Your goal: Identify the lines holding "phân" and copy them.

Items listed in a dataset:
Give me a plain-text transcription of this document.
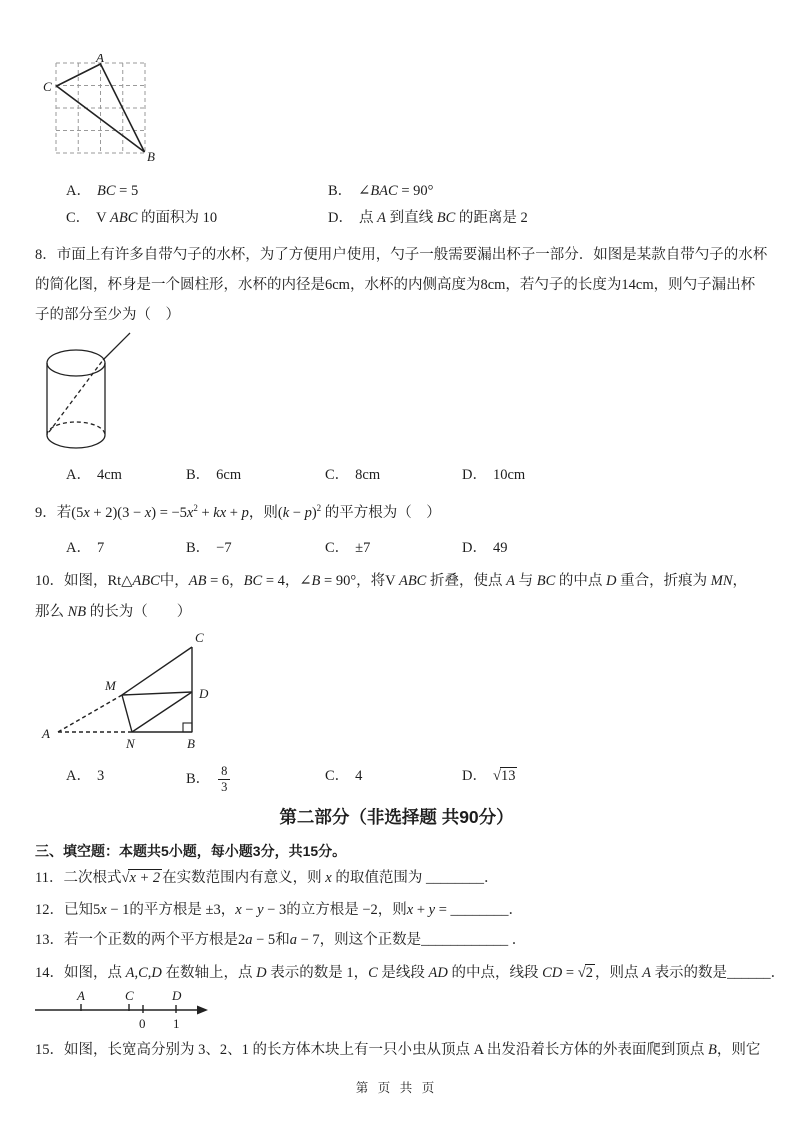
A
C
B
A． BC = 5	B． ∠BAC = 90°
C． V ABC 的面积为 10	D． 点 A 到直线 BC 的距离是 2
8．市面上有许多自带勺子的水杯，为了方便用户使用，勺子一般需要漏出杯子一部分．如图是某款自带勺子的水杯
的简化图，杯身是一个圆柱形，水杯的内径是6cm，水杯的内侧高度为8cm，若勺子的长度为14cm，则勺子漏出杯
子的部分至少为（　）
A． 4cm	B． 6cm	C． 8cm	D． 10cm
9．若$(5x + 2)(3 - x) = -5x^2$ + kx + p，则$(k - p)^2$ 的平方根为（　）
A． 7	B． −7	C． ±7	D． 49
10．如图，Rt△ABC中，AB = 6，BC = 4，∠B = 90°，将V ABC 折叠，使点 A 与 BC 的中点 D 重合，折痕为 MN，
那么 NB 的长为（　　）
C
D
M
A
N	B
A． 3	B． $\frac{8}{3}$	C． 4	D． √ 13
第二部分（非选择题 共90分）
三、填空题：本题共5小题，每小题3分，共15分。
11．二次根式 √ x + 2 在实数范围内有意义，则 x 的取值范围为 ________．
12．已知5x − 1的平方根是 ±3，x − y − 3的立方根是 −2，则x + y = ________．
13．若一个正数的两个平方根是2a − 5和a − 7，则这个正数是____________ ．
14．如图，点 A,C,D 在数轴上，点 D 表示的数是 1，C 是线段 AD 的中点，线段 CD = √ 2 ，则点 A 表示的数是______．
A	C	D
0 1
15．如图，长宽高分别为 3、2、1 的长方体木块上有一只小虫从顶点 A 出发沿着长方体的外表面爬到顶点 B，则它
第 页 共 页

--

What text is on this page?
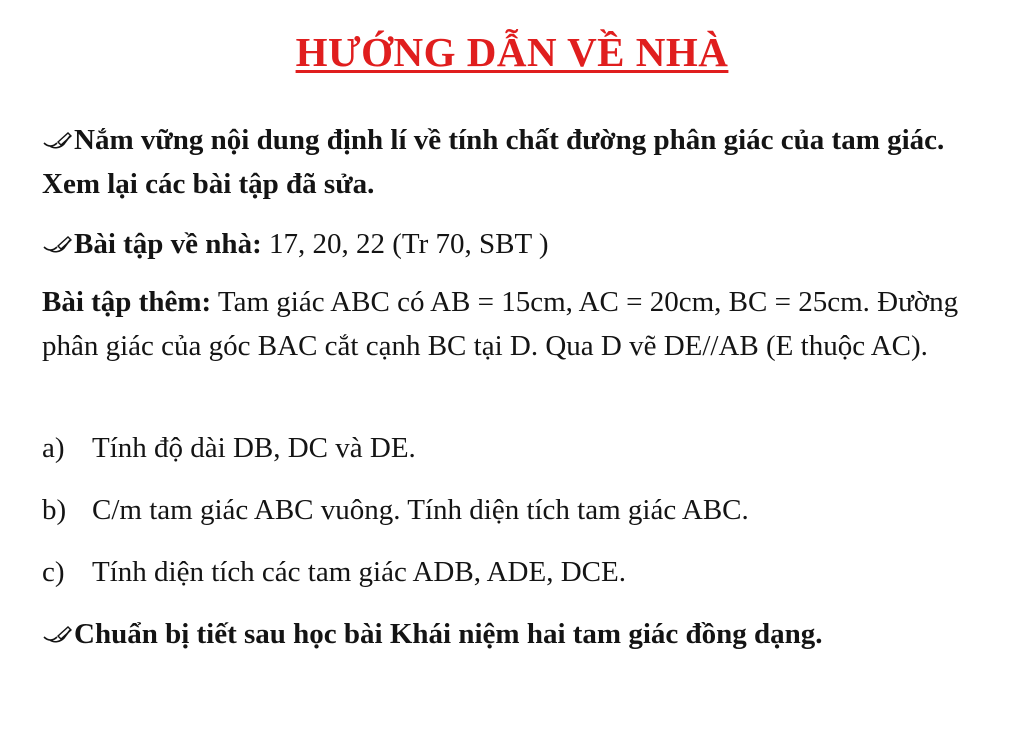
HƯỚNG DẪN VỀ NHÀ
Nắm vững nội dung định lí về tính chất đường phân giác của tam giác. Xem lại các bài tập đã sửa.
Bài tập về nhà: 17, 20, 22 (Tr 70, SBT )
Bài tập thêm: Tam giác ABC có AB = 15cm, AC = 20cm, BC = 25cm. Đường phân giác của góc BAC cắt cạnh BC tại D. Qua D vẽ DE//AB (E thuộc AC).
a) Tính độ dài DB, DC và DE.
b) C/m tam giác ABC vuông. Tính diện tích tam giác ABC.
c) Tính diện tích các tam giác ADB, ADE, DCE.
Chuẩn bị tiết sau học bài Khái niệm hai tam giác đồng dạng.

* * *

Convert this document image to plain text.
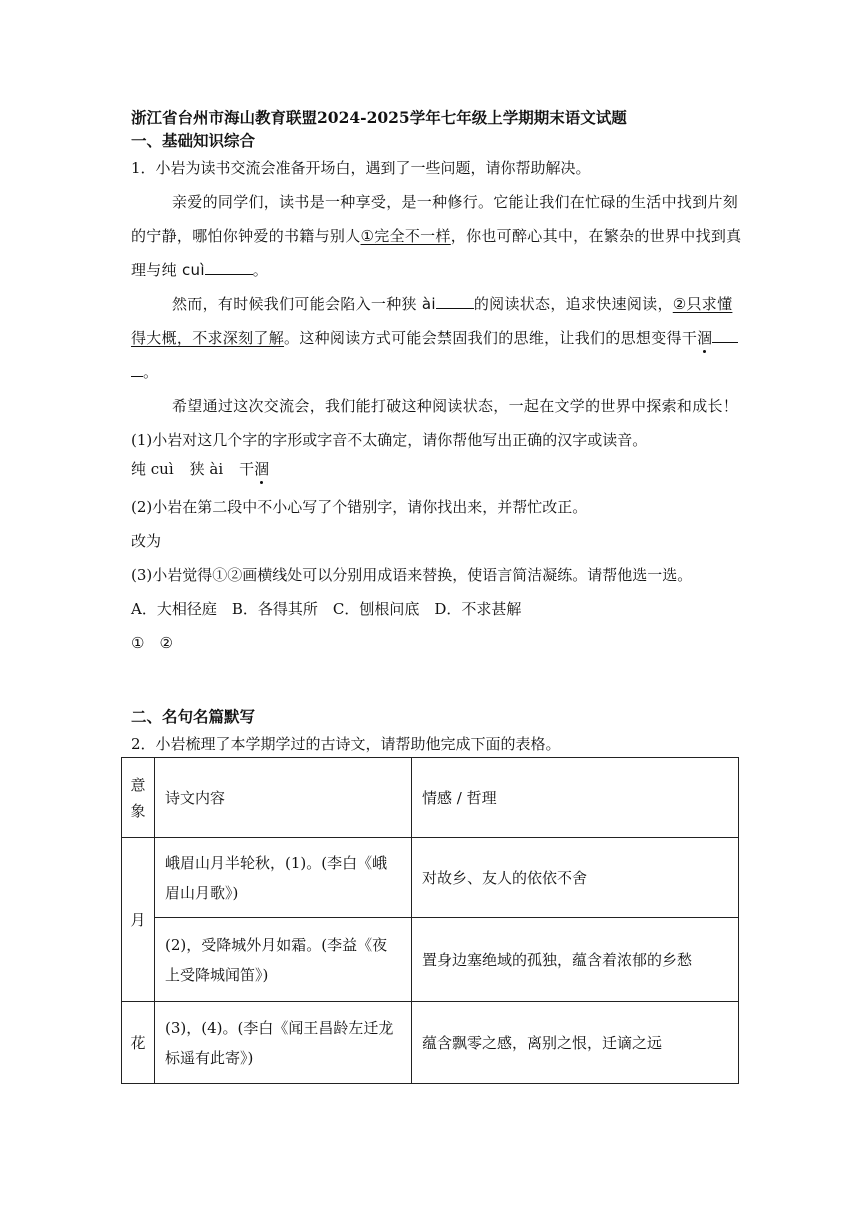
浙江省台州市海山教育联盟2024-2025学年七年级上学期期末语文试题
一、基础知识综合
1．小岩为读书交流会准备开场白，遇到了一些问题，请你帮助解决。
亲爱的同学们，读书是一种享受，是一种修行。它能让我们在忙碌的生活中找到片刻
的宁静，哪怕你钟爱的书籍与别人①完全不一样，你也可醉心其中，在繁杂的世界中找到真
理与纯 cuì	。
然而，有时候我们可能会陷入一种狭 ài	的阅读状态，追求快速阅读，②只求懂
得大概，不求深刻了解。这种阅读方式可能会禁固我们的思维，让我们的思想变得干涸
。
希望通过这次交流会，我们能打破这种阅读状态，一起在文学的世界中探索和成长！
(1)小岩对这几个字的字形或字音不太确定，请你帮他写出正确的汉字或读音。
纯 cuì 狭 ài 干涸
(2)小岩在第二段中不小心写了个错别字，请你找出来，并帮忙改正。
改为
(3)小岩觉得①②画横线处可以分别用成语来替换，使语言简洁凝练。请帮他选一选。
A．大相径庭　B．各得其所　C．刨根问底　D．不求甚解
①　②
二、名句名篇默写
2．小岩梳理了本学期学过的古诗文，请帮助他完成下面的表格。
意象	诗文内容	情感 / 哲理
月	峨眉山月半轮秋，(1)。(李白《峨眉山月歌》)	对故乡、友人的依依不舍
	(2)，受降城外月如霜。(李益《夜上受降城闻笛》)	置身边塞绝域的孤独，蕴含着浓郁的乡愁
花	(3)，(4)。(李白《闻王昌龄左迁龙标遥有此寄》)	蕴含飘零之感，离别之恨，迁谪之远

Solution to the problem:
Nắm vững nội dung định lí về tính chất đường phân giác của tam giác. Xem lại các bài tập đã sửa.
Bài tập thêm: Tam giác ABC có AB = 15cm, AC = 20cm, BC = 25cm. Đường phân giác của góc BAC cắt cạnh BC tại D. Qua D vẽ DE//AB (E thuộc AC).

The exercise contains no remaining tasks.